**Exercise requirements**
Gather all lines from the material that contain the word "elytra".

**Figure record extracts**

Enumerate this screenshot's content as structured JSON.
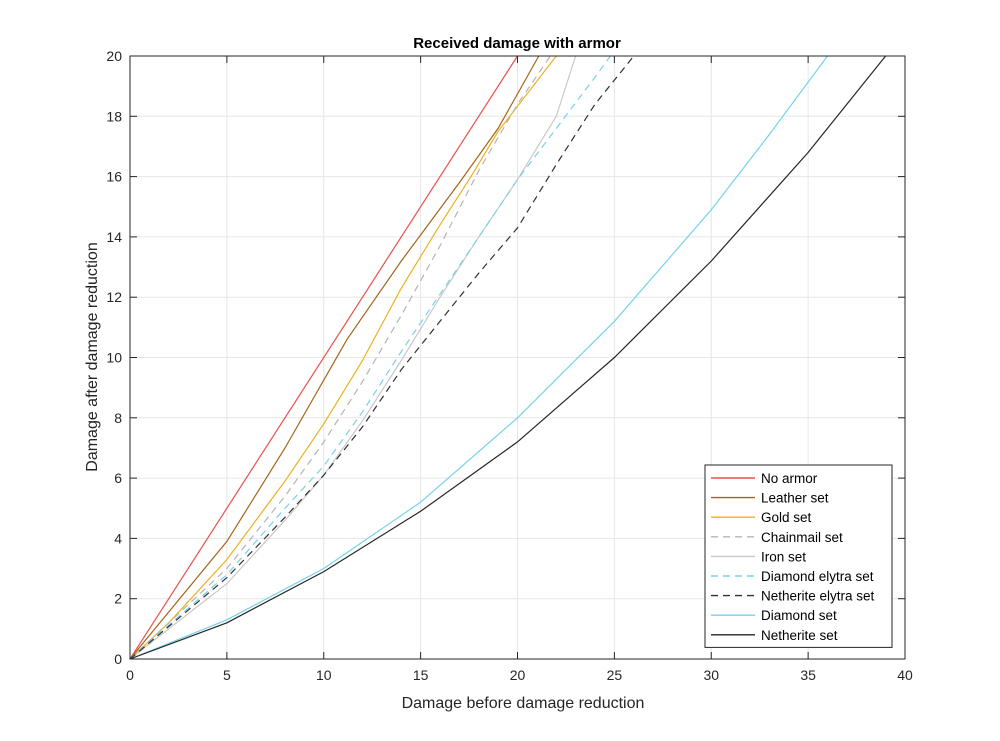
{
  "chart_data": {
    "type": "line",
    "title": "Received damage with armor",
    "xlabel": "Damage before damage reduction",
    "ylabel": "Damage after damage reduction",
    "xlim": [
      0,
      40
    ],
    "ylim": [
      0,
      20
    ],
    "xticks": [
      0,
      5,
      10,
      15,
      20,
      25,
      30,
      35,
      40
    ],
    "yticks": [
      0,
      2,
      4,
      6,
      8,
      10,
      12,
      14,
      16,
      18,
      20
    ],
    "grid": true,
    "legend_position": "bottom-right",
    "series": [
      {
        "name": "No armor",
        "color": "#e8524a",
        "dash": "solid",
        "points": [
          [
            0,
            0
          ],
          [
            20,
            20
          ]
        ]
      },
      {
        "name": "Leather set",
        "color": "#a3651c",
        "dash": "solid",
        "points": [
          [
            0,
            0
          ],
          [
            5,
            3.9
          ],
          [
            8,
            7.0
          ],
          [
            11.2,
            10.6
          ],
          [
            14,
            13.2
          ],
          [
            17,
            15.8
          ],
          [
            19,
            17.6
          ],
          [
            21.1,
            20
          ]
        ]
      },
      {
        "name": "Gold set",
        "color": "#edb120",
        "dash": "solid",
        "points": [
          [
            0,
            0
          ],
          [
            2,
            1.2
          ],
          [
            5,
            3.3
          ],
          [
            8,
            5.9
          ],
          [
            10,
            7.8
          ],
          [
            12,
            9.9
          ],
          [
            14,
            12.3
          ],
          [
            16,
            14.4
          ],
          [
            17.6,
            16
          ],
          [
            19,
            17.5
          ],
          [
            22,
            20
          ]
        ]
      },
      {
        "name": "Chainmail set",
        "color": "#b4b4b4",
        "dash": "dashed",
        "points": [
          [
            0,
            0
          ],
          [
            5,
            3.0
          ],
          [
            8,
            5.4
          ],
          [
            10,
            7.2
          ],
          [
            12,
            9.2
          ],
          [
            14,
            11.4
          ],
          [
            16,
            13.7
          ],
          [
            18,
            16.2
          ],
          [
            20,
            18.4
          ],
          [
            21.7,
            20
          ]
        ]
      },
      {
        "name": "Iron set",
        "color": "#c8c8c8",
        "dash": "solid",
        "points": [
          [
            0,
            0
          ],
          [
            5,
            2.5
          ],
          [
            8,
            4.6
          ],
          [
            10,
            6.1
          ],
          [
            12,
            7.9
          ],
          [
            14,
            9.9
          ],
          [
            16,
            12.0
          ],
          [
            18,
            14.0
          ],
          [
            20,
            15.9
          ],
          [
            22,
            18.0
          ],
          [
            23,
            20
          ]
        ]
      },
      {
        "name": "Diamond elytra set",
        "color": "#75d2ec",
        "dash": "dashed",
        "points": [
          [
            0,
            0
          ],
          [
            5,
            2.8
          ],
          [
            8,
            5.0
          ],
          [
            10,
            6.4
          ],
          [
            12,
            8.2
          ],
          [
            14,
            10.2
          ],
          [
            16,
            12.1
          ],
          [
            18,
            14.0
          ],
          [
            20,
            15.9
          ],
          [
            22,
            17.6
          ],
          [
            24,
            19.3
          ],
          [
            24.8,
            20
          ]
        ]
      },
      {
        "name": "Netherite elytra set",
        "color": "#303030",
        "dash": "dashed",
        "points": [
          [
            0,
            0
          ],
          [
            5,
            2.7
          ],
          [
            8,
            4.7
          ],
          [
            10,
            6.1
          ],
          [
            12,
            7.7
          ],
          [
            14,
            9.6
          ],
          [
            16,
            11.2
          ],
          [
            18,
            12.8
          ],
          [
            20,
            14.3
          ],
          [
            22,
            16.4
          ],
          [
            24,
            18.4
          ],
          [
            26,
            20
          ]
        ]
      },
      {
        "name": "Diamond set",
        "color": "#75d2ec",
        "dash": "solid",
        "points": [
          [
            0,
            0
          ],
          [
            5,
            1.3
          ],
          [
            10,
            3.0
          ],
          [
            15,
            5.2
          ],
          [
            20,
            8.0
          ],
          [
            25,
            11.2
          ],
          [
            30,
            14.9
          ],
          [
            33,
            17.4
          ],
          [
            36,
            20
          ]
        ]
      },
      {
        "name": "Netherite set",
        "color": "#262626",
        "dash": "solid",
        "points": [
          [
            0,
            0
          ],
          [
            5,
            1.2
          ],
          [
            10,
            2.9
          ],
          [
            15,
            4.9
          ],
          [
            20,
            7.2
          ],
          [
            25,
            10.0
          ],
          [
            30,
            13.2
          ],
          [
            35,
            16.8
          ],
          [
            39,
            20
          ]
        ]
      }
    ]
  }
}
---
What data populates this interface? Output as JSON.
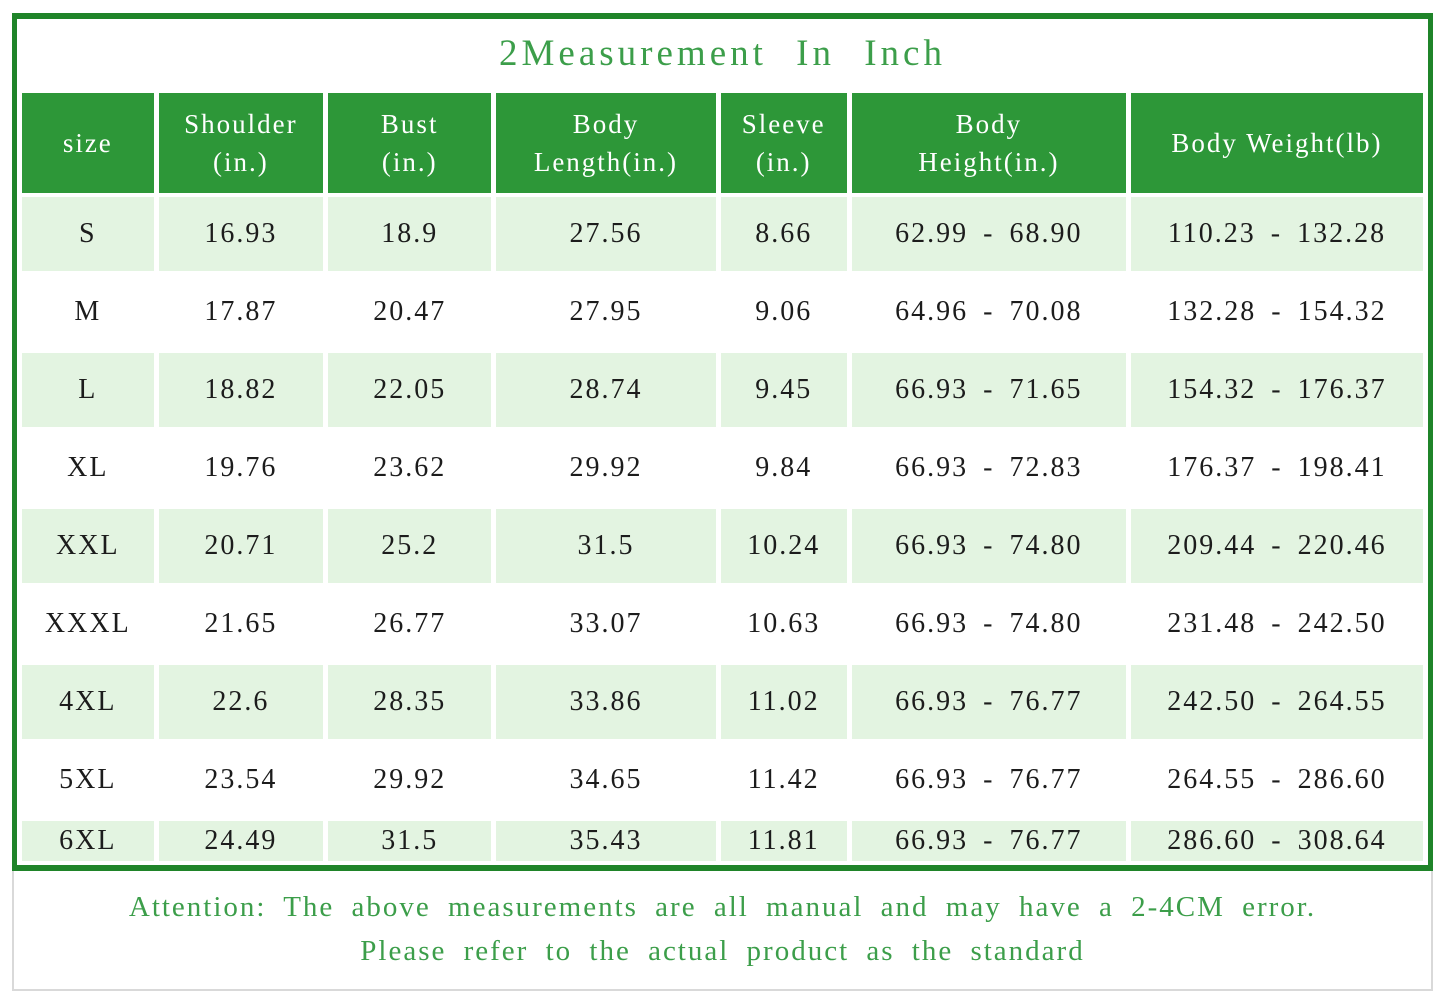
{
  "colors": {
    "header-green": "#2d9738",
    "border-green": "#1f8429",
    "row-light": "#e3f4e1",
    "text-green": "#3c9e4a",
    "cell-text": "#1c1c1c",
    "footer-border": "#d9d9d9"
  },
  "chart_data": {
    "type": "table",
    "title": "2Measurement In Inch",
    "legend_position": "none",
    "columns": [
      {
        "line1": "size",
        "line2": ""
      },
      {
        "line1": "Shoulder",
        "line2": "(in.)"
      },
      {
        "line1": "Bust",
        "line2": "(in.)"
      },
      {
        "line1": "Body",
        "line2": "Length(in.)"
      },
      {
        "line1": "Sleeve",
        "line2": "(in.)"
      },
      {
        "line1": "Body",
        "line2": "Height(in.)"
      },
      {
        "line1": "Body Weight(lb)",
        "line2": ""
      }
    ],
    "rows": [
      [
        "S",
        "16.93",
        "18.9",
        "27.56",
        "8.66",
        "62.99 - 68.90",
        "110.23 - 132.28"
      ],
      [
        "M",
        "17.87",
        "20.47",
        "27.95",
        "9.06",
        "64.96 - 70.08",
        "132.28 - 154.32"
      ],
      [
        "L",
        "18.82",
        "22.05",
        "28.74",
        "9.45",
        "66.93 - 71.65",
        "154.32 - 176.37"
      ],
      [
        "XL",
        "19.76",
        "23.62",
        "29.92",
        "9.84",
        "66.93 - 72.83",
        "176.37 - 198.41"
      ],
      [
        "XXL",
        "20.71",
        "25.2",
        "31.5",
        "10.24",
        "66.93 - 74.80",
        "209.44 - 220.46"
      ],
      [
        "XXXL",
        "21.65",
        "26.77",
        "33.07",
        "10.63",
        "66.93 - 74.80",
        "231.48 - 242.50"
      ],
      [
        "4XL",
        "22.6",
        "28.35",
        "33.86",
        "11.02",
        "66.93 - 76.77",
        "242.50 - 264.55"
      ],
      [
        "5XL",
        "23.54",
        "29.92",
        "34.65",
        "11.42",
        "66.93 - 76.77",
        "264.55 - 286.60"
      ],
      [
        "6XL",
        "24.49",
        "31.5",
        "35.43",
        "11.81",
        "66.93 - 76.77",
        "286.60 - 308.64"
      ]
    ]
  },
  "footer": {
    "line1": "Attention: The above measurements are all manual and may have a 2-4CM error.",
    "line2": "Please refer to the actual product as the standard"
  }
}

**Response**
        "name": "Diamond elytra set",
        "name": "Netherite elytra set",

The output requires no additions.